Each record is to be printed again precisely as it reads.

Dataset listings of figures
---*---

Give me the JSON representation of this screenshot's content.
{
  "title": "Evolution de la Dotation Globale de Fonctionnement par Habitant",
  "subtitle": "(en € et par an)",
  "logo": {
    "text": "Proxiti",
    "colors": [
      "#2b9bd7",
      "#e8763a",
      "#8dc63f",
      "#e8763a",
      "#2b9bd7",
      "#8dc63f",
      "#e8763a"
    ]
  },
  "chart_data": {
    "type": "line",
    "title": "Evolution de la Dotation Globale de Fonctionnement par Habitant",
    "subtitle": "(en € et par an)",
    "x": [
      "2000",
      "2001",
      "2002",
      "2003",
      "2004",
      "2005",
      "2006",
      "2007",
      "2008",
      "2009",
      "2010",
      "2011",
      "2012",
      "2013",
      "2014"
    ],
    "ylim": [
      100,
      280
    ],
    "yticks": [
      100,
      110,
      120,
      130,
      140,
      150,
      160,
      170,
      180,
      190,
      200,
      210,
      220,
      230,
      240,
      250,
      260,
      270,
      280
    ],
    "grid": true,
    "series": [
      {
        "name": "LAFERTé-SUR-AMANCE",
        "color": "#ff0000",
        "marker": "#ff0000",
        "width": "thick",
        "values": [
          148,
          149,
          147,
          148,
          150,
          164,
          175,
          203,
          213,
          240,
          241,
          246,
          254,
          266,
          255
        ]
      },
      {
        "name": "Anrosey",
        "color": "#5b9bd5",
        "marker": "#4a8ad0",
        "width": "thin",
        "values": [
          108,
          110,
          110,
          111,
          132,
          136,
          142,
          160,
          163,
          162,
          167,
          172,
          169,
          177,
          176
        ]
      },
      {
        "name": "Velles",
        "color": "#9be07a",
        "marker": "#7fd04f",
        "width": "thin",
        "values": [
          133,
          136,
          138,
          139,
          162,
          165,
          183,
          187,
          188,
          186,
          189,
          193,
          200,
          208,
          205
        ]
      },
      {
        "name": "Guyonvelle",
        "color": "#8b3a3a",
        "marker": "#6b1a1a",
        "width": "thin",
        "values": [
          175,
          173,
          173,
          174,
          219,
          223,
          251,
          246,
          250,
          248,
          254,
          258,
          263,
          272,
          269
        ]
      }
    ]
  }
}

---*---

Answer for the task -
Give me the JSON representation of this screenshot's content.
{
  "title": "Evolution de la Dotation Globale de Fonctionnement par Habitant",
  "subtitle": "(en € et par an)",
  "logo": {
    "text": "Proxiti",
    "colors": [
      "#2b9bd7",
      "#e8763a",
      "#8dc63f",
      "#e8763a",
      "#2b9bd7",
      "#8dc63f",
      "#e8763a"
    ]
  },
  "chart_data": {
    "type": "line",
    "title": "Evolution de la Dotation Globale de Fonctionnement par Habitant",
    "subtitle": "(en € et par an)",
    "x": [
      "2000",
      "2001",
      "2002",
      "2003",
      "2004",
      "2005",
      "2006",
      "2007",
      "2008",
      "2009",
      "2010",
      "2011",
      "2012",
      "2013",
      "2014"
    ],
    "ylim": [
      100,
      280
    ],
    "yticks": [
      100,
      110,
      120,
      130,
      140,
      150,
      160,
      170,
      180,
      190,
      200,
      210,
      220,
      230,
      240,
      250,
      260,
      270,
      280
    ],
    "grid": true,
    "series": [
      {
        "name": "LAFERTé-SUR-AMANCE",
        "color": "#ff0000",
        "marker": "#ff0000",
        "width": "thick",
        "values": [
          148,
          149,
          147,
          148,
          150,
          164,
          175,
          203,
          213,
          240,
          241,
          246,
          254,
          266,
          255
        ]
      },
      {
        "name": "Anrosey",
        "color": "#5b9bd5",
        "marker": "#4a8ad0",
        "width": "thin",
        "values": [
          108,
          110,
          110,
          111,
          132,
          136,
          142,
          160,
          163,
          162,
          167,
          172,
          169,
          177,
          176
        ]
      },
      {
        "name": "Velles",
        "color": "#9be07a",
        "marker": "#7fd04f",
        "width": "thin",
        "values": [
          133,
          136,
          138,
          139,
          162,
          165,
          183,
          187,
          188,
          186,
          189,
          193,
          200,
          208,
          205
        ]
      },
      {
        "name": "Guyonvelle",
        "color": "#8b3a3a",
        "marker": "#6b1a1a",
        "width": "thin",
        "values": [
          175,
          173,
          173,
          174,
          219,
          223,
          251,
          246,
          250,
          248,
          254,
          258,
          263,
          272,
          269
        ]
      }
    ]
  }
}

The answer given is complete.